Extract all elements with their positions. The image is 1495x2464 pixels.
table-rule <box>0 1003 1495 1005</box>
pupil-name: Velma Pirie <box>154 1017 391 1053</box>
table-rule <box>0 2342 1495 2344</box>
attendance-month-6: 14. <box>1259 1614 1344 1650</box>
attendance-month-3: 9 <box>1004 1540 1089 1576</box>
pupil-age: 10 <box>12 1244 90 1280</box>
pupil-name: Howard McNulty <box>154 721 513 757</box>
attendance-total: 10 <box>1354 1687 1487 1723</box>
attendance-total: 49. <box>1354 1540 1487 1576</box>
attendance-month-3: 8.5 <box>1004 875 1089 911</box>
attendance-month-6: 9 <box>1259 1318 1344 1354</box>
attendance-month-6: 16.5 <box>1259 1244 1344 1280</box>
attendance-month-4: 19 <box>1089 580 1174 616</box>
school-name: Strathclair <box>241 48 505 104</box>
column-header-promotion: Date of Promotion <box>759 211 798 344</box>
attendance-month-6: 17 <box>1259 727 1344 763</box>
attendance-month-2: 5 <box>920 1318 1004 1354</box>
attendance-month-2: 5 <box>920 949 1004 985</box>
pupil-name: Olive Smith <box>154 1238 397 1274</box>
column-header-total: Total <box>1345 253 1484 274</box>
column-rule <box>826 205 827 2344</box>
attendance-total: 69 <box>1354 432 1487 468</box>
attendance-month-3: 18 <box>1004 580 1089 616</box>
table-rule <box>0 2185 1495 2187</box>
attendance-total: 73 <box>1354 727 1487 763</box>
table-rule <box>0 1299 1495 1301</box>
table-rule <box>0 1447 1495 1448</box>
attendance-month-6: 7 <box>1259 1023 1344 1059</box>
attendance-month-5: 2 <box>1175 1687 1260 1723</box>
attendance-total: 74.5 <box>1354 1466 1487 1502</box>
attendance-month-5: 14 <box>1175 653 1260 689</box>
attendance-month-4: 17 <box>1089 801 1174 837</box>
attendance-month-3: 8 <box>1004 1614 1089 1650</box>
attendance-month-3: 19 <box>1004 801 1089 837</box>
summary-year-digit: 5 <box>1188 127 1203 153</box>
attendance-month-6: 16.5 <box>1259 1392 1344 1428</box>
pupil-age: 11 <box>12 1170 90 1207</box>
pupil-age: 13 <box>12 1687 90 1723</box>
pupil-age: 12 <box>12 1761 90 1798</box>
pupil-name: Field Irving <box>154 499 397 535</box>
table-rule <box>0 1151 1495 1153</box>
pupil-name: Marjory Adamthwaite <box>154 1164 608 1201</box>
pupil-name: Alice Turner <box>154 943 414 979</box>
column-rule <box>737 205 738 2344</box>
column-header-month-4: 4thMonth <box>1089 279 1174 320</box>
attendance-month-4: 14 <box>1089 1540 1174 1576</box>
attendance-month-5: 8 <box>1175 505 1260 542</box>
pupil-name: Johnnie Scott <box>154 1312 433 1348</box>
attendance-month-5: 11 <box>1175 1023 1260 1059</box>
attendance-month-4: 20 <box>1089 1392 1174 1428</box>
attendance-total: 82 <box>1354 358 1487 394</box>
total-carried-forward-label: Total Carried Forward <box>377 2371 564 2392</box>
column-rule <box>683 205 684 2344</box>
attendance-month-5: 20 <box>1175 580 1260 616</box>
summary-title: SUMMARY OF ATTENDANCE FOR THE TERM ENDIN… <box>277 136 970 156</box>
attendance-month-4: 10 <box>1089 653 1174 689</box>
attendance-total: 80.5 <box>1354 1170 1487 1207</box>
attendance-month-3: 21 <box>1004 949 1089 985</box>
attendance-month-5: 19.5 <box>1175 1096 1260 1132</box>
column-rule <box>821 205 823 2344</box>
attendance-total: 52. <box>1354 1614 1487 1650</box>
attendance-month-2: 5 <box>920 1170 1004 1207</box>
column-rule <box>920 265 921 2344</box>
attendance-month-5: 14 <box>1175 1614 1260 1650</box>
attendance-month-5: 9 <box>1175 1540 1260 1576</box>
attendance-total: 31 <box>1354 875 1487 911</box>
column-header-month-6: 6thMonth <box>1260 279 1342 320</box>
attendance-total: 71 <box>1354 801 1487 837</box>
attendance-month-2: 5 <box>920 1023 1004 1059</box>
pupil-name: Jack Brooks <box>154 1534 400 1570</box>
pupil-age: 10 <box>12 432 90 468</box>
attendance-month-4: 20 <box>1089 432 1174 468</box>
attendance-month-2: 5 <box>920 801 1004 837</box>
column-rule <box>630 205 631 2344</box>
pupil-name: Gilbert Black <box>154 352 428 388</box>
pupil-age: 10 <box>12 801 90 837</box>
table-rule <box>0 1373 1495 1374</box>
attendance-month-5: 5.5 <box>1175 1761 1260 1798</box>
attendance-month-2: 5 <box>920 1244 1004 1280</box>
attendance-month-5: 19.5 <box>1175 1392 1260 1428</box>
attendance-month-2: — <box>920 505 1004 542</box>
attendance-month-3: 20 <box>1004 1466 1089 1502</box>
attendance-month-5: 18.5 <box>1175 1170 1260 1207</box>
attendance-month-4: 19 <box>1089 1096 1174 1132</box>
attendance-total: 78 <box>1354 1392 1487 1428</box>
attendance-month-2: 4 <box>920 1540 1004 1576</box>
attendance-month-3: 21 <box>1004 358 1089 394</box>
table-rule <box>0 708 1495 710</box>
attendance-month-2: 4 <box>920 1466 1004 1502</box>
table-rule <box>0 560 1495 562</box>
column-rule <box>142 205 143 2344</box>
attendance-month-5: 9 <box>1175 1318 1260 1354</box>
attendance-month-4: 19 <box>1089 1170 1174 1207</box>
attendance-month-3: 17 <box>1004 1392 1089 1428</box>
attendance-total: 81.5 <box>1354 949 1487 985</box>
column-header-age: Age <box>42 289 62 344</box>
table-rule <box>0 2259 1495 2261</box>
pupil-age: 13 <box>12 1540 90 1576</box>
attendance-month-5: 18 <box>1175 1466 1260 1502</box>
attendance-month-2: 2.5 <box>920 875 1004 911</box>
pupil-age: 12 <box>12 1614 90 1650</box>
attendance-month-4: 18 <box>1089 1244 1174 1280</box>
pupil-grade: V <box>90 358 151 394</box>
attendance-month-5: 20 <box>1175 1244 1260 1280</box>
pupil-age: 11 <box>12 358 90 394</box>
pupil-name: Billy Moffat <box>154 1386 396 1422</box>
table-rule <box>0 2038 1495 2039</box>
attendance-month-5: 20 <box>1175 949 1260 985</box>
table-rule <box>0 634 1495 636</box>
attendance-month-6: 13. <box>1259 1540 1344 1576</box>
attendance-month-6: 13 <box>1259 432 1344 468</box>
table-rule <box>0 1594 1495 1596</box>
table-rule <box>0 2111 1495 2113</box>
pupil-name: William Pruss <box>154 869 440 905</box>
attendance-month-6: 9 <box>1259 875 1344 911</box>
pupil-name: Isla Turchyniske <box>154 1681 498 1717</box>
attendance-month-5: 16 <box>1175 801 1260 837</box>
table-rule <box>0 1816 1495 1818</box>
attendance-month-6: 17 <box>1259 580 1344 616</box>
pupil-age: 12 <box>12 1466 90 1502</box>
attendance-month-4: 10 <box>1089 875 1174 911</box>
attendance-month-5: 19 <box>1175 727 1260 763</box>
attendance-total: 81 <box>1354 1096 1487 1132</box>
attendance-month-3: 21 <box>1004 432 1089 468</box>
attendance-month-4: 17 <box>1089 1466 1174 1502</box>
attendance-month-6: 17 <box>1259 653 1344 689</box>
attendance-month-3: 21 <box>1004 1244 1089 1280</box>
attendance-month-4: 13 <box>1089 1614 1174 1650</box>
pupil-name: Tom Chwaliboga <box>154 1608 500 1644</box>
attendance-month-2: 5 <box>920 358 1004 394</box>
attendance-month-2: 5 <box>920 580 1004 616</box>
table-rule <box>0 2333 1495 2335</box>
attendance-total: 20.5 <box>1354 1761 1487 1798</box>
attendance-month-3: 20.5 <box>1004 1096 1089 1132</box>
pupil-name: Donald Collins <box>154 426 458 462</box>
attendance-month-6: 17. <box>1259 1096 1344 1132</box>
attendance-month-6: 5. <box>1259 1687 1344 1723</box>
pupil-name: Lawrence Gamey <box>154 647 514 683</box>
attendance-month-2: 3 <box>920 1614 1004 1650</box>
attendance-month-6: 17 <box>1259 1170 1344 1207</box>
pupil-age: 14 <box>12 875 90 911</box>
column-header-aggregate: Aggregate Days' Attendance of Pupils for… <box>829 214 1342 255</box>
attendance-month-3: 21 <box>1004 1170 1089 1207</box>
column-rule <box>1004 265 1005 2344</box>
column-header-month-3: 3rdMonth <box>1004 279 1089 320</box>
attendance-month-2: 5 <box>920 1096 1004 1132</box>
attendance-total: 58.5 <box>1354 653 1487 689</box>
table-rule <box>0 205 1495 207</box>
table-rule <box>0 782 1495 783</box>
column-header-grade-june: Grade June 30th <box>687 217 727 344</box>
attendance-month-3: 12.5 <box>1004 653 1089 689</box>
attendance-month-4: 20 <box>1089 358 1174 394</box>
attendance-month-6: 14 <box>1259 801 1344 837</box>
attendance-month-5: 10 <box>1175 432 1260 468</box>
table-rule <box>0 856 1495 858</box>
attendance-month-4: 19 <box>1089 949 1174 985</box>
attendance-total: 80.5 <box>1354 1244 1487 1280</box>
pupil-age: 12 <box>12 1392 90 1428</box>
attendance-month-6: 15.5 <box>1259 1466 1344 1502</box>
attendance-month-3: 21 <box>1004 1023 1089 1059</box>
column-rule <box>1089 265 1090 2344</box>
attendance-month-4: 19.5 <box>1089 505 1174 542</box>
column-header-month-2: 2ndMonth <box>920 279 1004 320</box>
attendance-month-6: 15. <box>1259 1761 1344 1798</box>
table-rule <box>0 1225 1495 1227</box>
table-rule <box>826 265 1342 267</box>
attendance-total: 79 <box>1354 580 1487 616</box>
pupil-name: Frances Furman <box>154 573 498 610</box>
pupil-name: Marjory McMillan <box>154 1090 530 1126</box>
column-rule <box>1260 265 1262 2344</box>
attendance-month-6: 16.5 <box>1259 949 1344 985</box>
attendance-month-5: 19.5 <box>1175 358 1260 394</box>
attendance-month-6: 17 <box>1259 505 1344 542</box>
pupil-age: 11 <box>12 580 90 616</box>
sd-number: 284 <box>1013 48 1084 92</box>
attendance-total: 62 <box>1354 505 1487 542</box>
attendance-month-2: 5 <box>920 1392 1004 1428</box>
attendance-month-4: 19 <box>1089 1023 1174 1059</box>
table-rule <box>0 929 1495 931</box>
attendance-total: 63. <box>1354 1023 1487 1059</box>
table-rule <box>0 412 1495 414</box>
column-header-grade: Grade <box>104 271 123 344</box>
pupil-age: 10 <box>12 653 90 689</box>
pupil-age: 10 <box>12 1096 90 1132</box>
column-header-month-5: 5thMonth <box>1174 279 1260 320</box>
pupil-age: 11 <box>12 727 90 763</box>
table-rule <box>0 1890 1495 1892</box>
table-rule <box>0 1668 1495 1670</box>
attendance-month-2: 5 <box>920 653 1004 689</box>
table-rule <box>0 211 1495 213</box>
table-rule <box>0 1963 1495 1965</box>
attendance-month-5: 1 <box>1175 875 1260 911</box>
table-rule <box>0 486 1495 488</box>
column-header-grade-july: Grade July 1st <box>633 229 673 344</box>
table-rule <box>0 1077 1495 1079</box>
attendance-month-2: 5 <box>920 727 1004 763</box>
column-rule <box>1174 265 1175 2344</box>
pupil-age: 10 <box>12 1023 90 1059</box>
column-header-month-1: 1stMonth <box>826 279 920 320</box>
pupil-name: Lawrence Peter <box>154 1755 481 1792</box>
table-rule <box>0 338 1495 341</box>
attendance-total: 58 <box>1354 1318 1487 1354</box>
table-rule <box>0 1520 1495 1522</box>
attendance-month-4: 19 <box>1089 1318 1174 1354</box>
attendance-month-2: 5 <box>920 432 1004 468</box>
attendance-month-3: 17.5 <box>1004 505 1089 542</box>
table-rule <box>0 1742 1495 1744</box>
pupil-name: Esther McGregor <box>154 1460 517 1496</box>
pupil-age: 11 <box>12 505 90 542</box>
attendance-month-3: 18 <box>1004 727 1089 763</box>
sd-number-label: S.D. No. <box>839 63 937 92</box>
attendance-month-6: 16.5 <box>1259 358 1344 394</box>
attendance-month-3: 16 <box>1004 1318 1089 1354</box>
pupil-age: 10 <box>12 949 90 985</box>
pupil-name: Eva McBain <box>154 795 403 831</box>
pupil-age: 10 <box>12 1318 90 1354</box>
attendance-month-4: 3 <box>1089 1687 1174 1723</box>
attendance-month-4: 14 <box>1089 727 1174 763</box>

• _WHAT THE TASK ASKS_:
Update the data from its first line down through the line containing "pupil-name: Howard McNulty", changing "table-rule" to "horizontal-rule" and leaving everything else unchanged.

• _SOLUTION_:
Extract all elements with their positions. The image is 1495x2464 pixels.
horizontal-rule <box>0 1003 1495 1005</box>
pupil-name: Velma Pirie <box>154 1017 391 1053</box>
horizontal-rule <box>0 2342 1495 2344</box>
attendance-month-6: 14. <box>1259 1614 1344 1650</box>
attendance-month-3: 9 <box>1004 1540 1089 1576</box>
pupil-age: 10 <box>12 1244 90 1280</box>
pupil-name: Howard McNulty <box>154 721 513 757</box>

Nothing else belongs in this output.